■ EXERCISE TASK ■
Using the listing below, copy every line that mentions "name".

*** EXTRACTED RECORDS ***

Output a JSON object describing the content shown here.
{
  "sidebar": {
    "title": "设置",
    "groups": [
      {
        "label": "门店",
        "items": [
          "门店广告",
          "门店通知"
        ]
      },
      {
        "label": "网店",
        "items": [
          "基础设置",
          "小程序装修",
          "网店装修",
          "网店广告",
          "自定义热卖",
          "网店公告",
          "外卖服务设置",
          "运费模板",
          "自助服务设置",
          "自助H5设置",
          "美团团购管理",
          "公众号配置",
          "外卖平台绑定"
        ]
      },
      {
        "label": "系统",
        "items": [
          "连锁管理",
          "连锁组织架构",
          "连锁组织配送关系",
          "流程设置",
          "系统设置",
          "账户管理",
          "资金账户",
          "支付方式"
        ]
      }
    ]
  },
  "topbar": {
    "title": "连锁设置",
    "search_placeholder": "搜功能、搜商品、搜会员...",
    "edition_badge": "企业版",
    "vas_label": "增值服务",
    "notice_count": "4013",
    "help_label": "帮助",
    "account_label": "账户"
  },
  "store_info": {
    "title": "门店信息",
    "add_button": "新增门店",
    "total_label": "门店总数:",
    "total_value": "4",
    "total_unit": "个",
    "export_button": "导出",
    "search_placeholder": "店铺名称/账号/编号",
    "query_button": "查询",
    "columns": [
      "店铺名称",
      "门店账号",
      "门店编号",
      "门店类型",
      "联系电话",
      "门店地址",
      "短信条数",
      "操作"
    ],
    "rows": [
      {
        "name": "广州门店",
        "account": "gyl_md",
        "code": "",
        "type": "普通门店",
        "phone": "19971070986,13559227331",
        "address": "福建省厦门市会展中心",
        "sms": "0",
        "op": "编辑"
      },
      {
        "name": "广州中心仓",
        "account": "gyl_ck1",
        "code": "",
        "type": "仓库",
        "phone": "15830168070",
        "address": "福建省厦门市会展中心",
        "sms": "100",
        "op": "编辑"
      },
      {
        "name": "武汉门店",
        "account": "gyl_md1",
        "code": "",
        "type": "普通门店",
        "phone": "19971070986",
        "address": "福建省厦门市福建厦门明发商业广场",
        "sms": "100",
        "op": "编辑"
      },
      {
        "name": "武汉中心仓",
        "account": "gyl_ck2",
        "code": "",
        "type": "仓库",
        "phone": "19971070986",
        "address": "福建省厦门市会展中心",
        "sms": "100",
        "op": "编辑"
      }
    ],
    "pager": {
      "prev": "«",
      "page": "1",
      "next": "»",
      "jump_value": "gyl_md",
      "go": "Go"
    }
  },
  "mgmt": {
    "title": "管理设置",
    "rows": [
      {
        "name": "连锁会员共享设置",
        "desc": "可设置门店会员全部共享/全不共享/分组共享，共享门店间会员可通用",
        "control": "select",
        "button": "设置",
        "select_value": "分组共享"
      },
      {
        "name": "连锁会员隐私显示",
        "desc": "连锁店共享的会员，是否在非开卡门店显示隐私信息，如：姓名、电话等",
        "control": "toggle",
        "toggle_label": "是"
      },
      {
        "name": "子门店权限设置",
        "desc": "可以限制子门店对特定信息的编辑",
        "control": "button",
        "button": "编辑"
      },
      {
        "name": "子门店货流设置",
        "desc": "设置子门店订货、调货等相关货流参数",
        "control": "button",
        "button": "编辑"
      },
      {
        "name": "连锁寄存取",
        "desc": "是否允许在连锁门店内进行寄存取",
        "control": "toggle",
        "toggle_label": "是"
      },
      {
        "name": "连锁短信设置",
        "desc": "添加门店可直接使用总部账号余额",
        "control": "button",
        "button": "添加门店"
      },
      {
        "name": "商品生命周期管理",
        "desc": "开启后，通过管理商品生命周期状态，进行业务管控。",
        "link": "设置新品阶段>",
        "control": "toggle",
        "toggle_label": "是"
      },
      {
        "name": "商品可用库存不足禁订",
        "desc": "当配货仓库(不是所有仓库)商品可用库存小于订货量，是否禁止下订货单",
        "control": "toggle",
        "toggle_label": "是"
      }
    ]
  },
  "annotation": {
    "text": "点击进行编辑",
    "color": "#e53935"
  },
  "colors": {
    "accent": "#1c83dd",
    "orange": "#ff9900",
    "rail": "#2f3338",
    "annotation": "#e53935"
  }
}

***

■ CORRECT RESULT ■
        "name": "广州门店",
        "name": "广州中心仓",
        "name": "武汉门店",
        "name": "武汉中心仓",
        "name": "连锁会员共享设置",
        "name": "连锁会员隐私显示",
        "name": "子门店权限设置",
        "name": "子门店货流设置",
        "name": "连锁寄存取",
        "name": "连锁短信设置",
        "name": "商品生命周期管理",
        "name": "商品可用库存不足禁订",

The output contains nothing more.